Collected data entries:
-.-.-

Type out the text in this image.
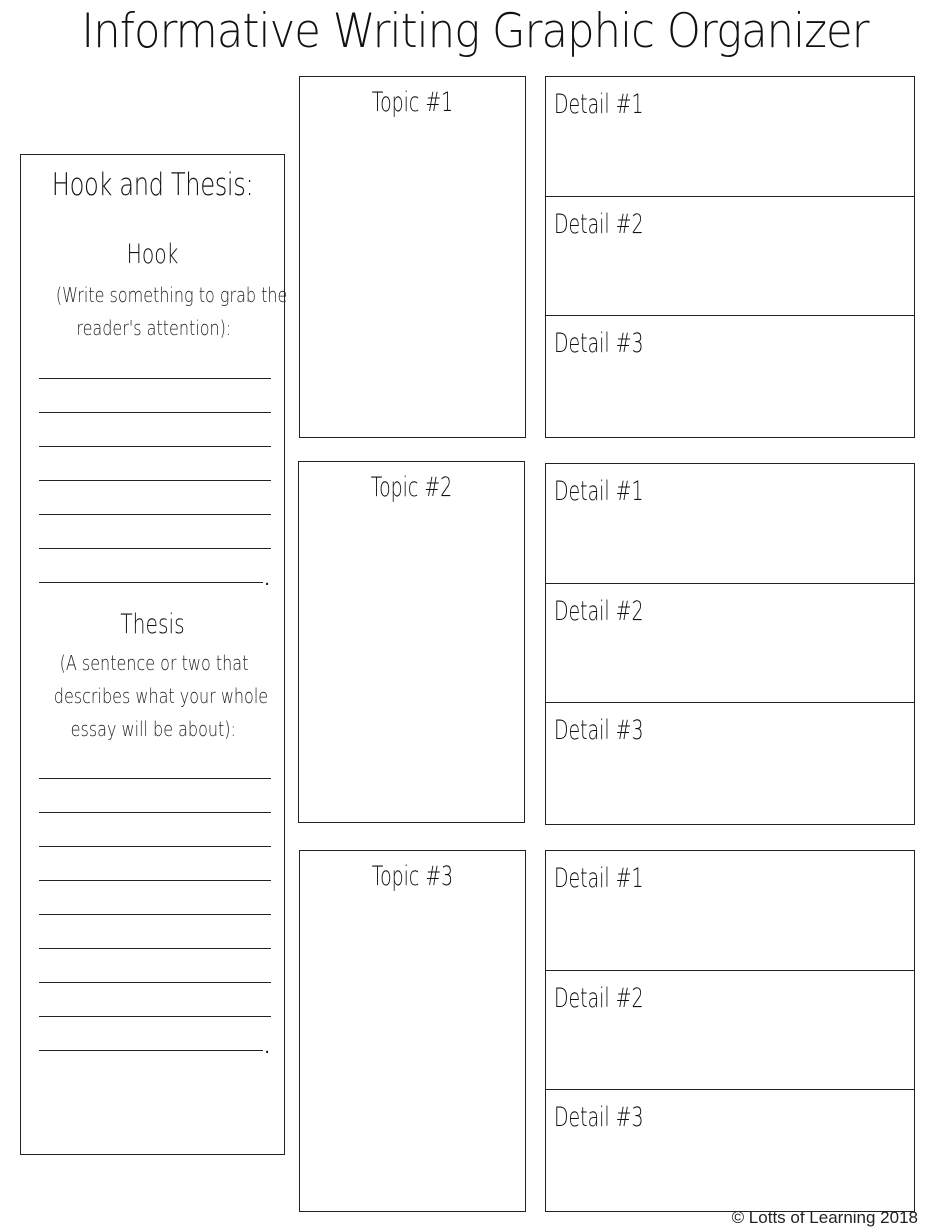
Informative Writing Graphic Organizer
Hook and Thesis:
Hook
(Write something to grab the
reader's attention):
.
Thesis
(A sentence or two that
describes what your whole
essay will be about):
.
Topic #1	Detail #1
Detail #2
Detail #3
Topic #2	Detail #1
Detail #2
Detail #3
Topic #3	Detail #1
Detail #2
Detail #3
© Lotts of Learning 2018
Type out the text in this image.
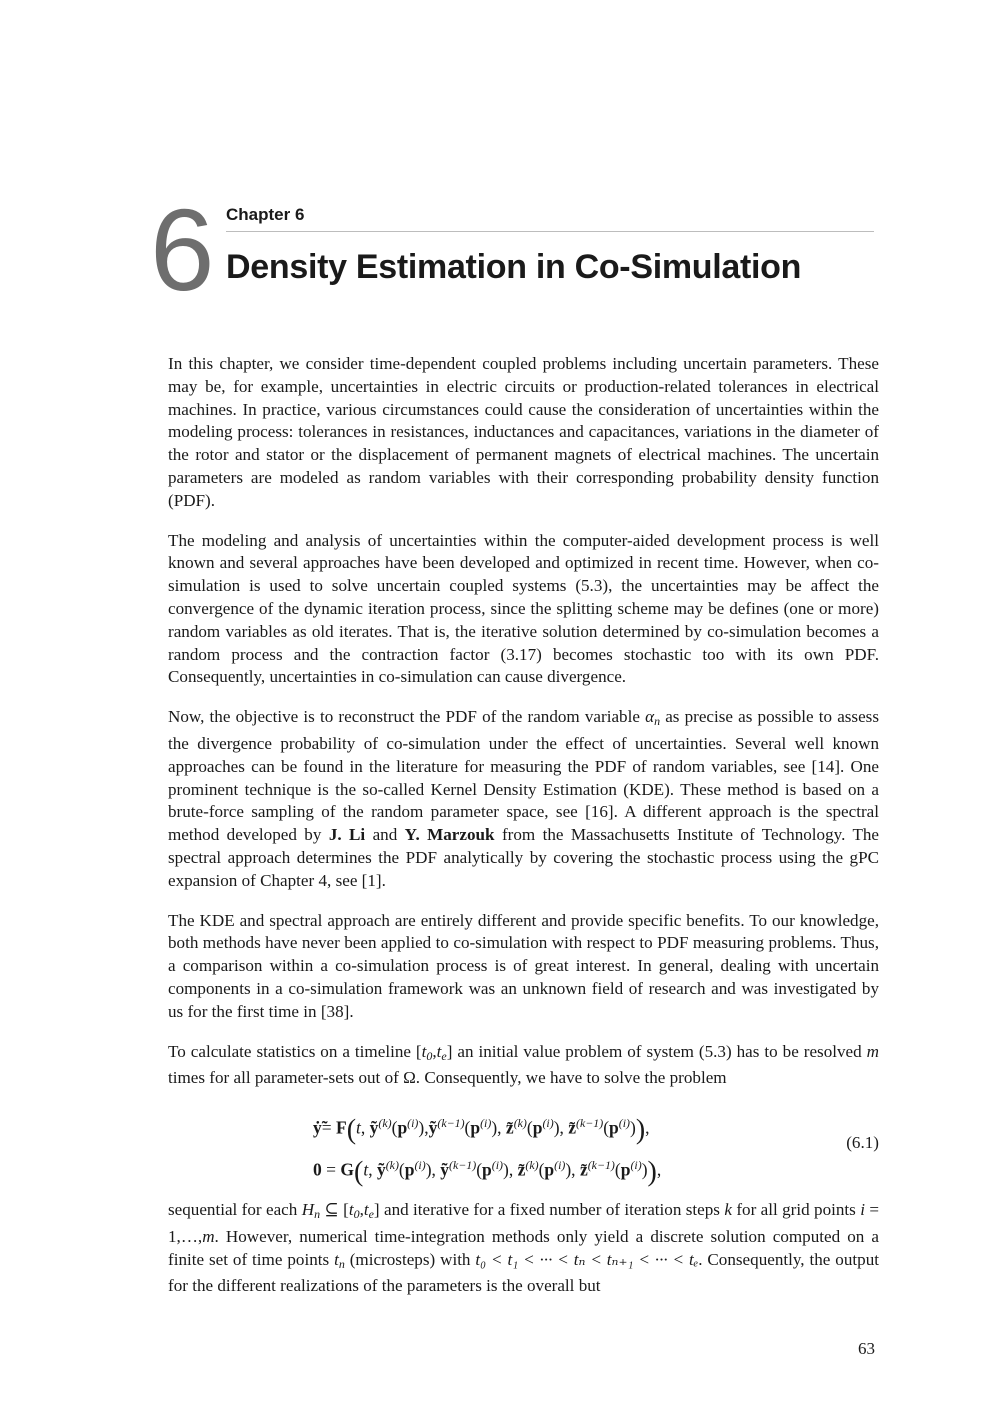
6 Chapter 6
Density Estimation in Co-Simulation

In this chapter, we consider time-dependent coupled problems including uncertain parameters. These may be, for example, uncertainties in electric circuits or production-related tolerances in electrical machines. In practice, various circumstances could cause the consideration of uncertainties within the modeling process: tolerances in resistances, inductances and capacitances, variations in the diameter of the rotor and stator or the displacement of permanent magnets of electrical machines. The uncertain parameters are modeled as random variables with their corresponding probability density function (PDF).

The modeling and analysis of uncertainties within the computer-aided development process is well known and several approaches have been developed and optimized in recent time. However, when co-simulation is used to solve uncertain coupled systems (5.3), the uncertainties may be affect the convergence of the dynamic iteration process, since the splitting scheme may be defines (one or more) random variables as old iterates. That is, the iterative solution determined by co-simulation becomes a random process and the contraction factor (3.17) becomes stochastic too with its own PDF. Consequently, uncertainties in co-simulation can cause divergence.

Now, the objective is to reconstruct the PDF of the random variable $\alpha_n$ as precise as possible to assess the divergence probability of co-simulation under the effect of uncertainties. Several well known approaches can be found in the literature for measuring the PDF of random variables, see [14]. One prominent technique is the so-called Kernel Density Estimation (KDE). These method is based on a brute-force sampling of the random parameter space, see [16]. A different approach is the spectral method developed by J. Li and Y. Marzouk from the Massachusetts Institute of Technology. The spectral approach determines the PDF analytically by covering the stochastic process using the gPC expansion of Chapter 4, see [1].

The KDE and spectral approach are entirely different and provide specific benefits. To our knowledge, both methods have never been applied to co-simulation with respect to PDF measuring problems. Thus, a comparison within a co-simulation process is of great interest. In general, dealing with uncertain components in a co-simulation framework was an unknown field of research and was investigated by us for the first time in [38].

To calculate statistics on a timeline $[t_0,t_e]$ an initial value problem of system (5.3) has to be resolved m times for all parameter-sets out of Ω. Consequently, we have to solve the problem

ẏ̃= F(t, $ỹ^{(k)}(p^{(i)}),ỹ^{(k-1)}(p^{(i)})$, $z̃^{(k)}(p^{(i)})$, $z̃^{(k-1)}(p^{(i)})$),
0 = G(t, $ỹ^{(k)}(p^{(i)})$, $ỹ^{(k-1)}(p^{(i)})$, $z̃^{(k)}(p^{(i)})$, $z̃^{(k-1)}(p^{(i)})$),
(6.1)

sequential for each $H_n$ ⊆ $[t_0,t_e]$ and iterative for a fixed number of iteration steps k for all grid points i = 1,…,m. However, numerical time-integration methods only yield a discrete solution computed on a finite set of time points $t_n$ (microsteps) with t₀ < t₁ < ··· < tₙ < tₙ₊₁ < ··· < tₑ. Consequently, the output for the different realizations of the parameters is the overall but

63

-.-.-

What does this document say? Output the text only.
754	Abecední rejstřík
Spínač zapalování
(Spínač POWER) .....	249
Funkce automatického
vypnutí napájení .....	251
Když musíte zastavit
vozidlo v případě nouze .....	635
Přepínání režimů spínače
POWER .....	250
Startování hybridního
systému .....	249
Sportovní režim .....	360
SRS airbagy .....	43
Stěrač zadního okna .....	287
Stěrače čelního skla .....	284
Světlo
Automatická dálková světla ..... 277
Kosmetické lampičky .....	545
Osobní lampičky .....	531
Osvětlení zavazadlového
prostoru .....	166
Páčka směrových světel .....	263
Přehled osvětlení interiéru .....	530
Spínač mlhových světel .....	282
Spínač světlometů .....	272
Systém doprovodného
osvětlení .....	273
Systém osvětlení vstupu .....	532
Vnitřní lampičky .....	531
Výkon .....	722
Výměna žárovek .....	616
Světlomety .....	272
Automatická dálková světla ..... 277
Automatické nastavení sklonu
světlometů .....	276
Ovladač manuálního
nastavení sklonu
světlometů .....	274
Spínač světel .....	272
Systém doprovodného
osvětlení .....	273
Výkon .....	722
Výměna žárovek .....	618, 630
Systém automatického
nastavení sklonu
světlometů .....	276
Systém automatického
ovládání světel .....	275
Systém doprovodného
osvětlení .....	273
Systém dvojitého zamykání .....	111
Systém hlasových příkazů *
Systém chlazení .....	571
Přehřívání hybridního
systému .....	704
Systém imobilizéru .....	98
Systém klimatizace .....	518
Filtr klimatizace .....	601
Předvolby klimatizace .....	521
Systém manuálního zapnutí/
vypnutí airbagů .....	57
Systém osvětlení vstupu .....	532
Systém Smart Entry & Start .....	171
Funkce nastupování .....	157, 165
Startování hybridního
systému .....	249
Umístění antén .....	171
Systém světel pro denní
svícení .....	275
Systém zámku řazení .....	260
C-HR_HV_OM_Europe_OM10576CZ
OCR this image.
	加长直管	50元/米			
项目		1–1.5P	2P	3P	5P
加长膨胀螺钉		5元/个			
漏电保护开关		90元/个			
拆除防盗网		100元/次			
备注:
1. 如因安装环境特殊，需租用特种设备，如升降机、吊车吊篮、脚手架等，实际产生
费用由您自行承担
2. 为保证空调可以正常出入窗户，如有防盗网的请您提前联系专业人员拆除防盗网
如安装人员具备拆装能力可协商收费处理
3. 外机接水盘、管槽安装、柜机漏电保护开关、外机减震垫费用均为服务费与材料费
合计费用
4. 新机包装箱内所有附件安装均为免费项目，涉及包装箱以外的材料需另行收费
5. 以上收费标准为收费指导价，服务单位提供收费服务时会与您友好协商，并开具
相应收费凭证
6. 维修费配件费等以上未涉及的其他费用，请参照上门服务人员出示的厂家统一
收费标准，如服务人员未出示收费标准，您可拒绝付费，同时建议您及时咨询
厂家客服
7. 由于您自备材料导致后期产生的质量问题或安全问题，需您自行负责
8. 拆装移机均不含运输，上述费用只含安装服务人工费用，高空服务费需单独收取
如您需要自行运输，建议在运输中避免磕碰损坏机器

-.-.-

* [What is expected] Copy down every line of the entries containing the word "this".

* [Worked answer]
Type out the text in this image.
Type out the text in this image.
In this chapter, we consider time-dependent coupled problems including uncertain parameters. These may be, for example, uncertainties in electric circuits or production-related tolerances in electrical machines. In practice, various circumstances could cause the consideration of uncertainties within the modeling process: tolerances in resistances, inductances and capacitances, variations in the diameter of the rotor and stator or the displacement of permanent magnets of electrical machines. The uncertain parameters are modeled as random variables with their corresponding probability density function (PDF).
What does this document say? Output the text only.
OCR this image.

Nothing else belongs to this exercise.